**Stated exercise:** Keep the pictures out and restate every record exactly.
+ + + + + + +
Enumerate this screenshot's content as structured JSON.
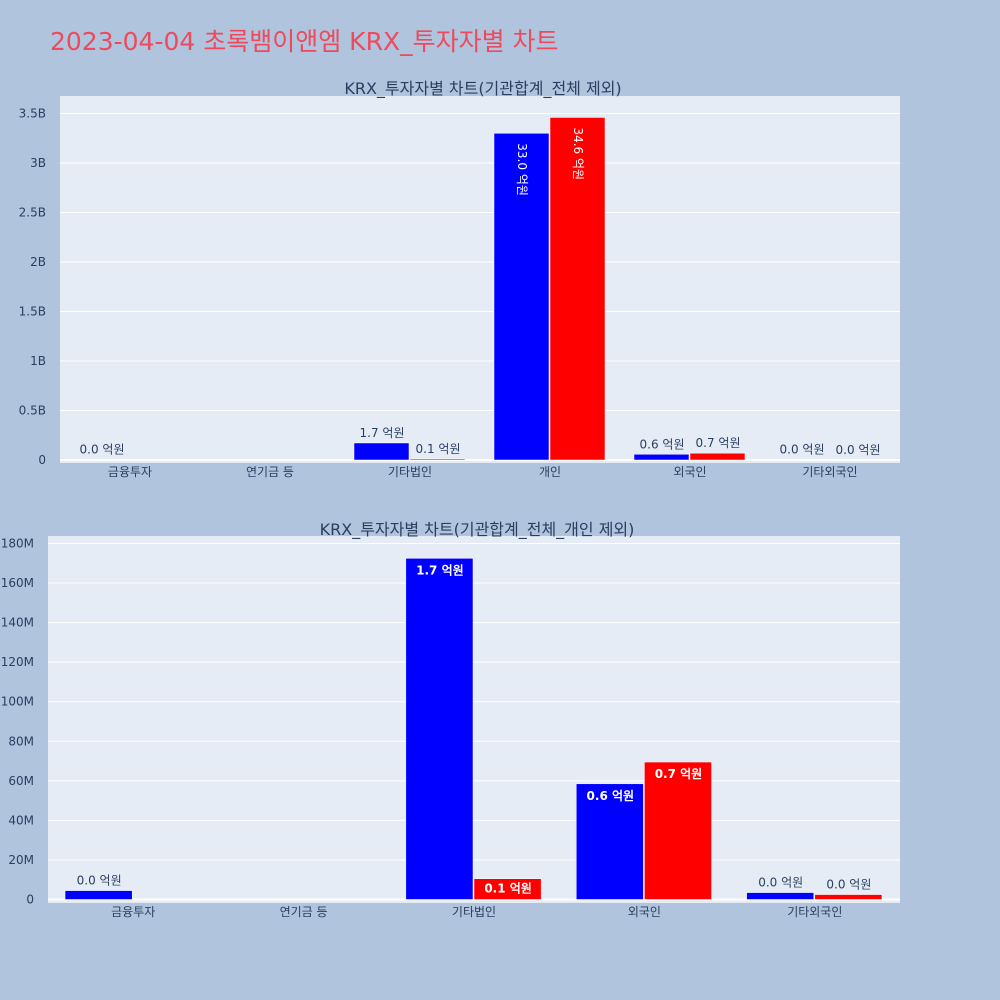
{
  "title": "2023-04-04 초록뱀이앤엠 KRX_투자자별 차트",
  "colors": {
    "series1": "#0000ff",
    "series2": "#ff0000",
    "plot_bg": "#e5ecf6",
    "page_bg": "#b0c4de",
    "title": "#ee4a5d"
  },
  "chart_data": [
    {
      "type": "bar",
      "title": "KRX_투자자별 차트(기관합계_전체 제외)",
      "categories": [
        "금융투자",
        "연기금 등",
        "기타법인",
        "개인",
        "외국인",
        "기타외국인"
      ],
      "ylim": [
        0,
        3500000000
      ],
      "yticks": [
        0,
        500000000,
        1000000000,
        1500000000,
        2000000000,
        2500000000,
        3000000000,
        3500000000
      ],
      "ytick_labels": [
        "0",
        "0.5B",
        "1B",
        "1.5B",
        "2B",
        "2.5B",
        "3B",
        "3.5B"
      ],
      "grid": true,
      "series": [
        {
          "values": [
            4500000,
            null,
            172000000,
            3300000000,
            58000000,
            3500000
          ],
          "labels": [
            "0.0 억원",
            "",
            "1.7 억원",
            "33.0 억원",
            "0.6 억원",
            "0.0 억원"
          ]
        },
        {
          "values": [
            null,
            null,
            10500000,
            3460000000,
            69000000,
            2500000
          ],
          "labels": [
            "",
            "",
            "0.1 억원",
            "34.6 억원",
            "0.7 억원",
            "0.0 억원"
          ]
        }
      ]
    },
    {
      "type": "bar",
      "title": "KRX_투자자별 차트(기관합계_전체_개인 제외)",
      "categories": [
        "금융투자",
        "연기금 등",
        "기타법인",
        "외국인",
        "기타외국인"
      ],
      "ylim": [
        0,
        180000000
      ],
      "yticks": [
        0,
        20000000,
        40000000,
        60000000,
        80000000,
        100000000,
        120000000,
        140000000,
        160000000,
        180000000
      ],
      "ytick_labels": [
        "0",
        "20M",
        "40M",
        "60M",
        "80M",
        "100M",
        "120M",
        "140M",
        "160M",
        "180M"
      ],
      "grid": true,
      "series": [
        {
          "values": [
            4500000,
            null,
            172500000,
            58500000,
            3500000
          ],
          "labels": [
            "0.0 억원",
            "",
            "1.7 억원",
            "0.6 억원",
            "0.0 억원"
          ]
        },
        {
          "values": [
            null,
            null,
            10500000,
            69500000,
            2500000
          ],
          "labels": [
            "",
            "",
            "0.1 억원",
            "0.7 억원",
            "0.0 억원"
          ]
        }
      ]
    }
  ]
}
+ + + + + + +
**Reply:**
Enumerate this screenshot's content as structured JSON.
{
  "title": "2023-04-04 초록뱀이앤엠 KRX_투자자별 차트",
  "colors": {
    "series1": "#0000ff",
    "series2": "#ff0000",
    "plot_bg": "#e5ecf6",
    "page_bg": "#b0c4de",
    "title": "#ee4a5d"
  },
  "chart_data": [
    {
      "type": "bar",
      "title": "KRX_투자자별 차트(기관합계_전체 제외)",
      "categories": [
        "금융투자",
        "연기금 등",
        "기타법인",
        "개인",
        "외국인",
        "기타외국인"
      ],
      "ylim": [
        0,
        3500000000
      ],
      "yticks": [
        0,
        500000000,
        1000000000,
        1500000000,
        2000000000,
        2500000000,
        3000000000,
        3500000000
      ],
      "ytick_labels": [
        "0",
        "0.5B",
        "1B",
        "1.5B",
        "2B",
        "2.5B",
        "3B",
        "3.5B"
      ],
      "grid": true,
      "series": [
        {
          "values": [
            4500000,
            null,
            172000000,
            3300000000,
            58000000,
            3500000
          ],
          "labels": [
            "0.0 억원",
            "",
            "1.7 억원",
            "33.0 억원",
            "0.6 억원",
            "0.0 억원"
          ]
        },
        {
          "values": [
            null,
            null,
            10500000,
            3460000000,
            69000000,
            2500000
          ],
          "labels": [
            "",
            "",
            "0.1 억원",
            "34.6 억원",
            "0.7 억원",
            "0.0 억원"
          ]
        }
      ]
    },
    {
      "type": "bar",
      "title": "KRX_투자자별 차트(기관합계_전체_개인 제외)",
      "categories": [
        "금융투자",
        "연기금 등",
        "기타법인",
        "외국인",
        "기타외국인"
      ],
      "ylim": [
        0,
        180000000
      ],
      "yticks": [
        0,
        20000000,
        40000000,
        60000000,
        80000000,
        100000000,
        120000000,
        140000000,
        160000000,
        180000000
      ],
      "ytick_labels": [
        "0",
        "20M",
        "40M",
        "60M",
        "80M",
        "100M",
        "120M",
        "140M",
        "160M",
        "180M"
      ],
      "grid": true,
      "series": [
        {
          "values": [
            4500000,
            null,
            172500000,
            58500000,
            3500000
          ],
          "labels": [
            "0.0 억원",
            "",
            "1.7 억원",
            "0.6 억원",
            "0.0 억원"
          ]
        },
        {
          "values": [
            null,
            null,
            10500000,
            69500000,
            2500000
          ],
          "labels": [
            "",
            "",
            "0.1 억원",
            "0.7 억원",
            "0.0 억원"
          ]
        }
      ]
    }
  ]
}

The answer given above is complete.